|
The nodes of computer clusters such as our Victoria-Falls cluster
are often multi-core and each core may support multiple threads. This
suggests a two-layer approach when programming new codes or adapting
existing ones. To optimally exploit the distributed-memory structure
of the cluster while at the same time keeping each shared-memory node
busy, a combined MPI-OpenMP programming approach may be taken.
Here we present sample-code that implements two-layered
master-slaves models that use MPI to communicate between a master node
and multiple slave nodes, while additionally allocating work
dynamically within the nodes using OpenMP. The current version of the
code is written in C. In this example, the workload consists of the
prime factorization of integers.
In all of these models, the master MPI process M bundles basic
jobs into job groups and sends these to the slave processes S for
execution. When any slave process runs out of work it sends a message
to M to obtain more work. Each of the slave processes further spawns a
number of OpenMP threads to help with working through the job
groups. This is done in a dynamic manner, i.e. slave-threads work on
one job from the current job group at a time and acquire more when
they are done. When they run out of jobs in the group, one of them
asks the master for another group through MPI.
Six different model variations were implemented:
- In the simplest version of the model (Plan 1 in the code), the
slaves ask for more work from outside the local parallel OpenMP region
when all the work is completed. The work itself is of course done
inside of the parallel region. The master runs in serial mode, i.e. it
does not involve any OpenMP directives.
- This (Plan 2 in the code) is a similar approach, but here the
master is also multithreaded. Only the main thread of M communicates
via MPI with the slaves S. The other master-threads do additional
pre-allocated work.
- Here (Plan 5 in the code), both master and slaves are
multithreaded and work from inside the OMP region. The main
threads of the slaves S communicate with the main thread of M anytime
they run out of work, not waiting for the others. The OpenMP threads
on the master M do pre-allocated work.

- _TASK SET_:
a. Name each plan from the code that the text on master-slave MPI-OpenMP models describes, giving its number.
b. Extend the text on master-slave MPI-OpenMP models beyond its final sentence.

- _EXCERPTED DATA_:
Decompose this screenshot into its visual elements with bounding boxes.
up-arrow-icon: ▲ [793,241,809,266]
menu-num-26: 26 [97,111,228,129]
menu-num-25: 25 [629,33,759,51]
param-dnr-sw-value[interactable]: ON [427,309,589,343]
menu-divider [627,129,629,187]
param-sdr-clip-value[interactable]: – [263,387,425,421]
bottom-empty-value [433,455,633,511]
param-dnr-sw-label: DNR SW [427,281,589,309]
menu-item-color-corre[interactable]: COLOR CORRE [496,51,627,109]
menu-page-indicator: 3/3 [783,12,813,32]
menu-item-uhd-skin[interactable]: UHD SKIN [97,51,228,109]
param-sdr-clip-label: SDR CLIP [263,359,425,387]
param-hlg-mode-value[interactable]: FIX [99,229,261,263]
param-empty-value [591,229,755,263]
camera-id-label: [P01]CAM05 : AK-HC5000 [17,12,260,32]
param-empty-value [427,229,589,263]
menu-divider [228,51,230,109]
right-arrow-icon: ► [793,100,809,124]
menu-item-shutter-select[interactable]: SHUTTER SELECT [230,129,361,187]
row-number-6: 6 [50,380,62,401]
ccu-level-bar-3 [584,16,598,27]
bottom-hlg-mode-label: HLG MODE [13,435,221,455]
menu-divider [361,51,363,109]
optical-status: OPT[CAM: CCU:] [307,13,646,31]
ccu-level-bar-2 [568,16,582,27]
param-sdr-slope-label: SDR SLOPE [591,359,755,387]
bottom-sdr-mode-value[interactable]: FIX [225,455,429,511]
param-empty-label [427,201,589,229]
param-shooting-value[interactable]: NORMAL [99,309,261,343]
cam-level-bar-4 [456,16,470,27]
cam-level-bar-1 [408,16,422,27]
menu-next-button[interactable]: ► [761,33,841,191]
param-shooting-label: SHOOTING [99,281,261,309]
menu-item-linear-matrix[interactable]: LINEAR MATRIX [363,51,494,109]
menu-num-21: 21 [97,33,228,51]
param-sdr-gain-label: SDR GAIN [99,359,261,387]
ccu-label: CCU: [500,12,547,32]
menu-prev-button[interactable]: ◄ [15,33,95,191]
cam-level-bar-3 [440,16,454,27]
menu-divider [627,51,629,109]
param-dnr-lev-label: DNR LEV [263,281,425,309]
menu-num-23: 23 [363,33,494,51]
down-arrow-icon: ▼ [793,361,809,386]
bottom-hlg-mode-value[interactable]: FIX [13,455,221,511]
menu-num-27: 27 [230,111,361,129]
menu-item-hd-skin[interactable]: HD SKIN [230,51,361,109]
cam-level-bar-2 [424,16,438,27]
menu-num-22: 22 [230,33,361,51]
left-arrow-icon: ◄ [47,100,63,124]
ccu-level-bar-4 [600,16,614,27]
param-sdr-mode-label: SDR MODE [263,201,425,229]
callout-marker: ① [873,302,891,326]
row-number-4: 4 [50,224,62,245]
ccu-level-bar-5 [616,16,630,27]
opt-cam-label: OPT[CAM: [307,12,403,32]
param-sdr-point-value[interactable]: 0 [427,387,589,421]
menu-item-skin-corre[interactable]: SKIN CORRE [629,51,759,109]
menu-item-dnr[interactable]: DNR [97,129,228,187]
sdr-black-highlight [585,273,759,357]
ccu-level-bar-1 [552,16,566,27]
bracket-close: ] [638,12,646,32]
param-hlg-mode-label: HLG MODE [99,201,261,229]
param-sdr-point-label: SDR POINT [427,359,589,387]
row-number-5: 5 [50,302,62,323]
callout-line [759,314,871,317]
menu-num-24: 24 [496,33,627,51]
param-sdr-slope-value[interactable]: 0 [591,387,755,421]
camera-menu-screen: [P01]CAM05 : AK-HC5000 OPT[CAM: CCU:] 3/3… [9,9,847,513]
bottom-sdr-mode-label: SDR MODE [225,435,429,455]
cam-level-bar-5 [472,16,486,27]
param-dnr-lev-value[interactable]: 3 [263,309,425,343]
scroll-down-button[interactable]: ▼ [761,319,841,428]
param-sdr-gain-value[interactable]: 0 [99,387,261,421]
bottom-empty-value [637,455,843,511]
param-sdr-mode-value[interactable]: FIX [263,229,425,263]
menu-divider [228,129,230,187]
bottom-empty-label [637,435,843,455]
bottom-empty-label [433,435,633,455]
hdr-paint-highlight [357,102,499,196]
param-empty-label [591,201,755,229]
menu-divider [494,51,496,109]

- _ANSWER SET_:
a. Plan 1, Plan 2, Plan 5

b.
- This (Plan 6 in the code) is the same same as the previous one,
but the threads on the master may ask for work dynamically through
OpenMP from the main thread.
- This model (Plan 11 in the code) is similar to the previous two,
but any of the S threads can ask for new work from the main
thread on M when they run out. All others continue to execute jobs
from the previous or the new job group. Work for the other threads on
the master is pre-allocated.
- This (Plan 12 in the code) is the same as the previous one, but
the work for the master-threads is dynamically allocated.
Note that the MPI communication in these models has to be protected by
a critical region to prevent a race condition on shared
communication resources and messages. Therefore any communication
event is between one thread on the master and one thread on the slave,
albeit a potentially different one each time. MPI communication
between different threads on the same process does not take place.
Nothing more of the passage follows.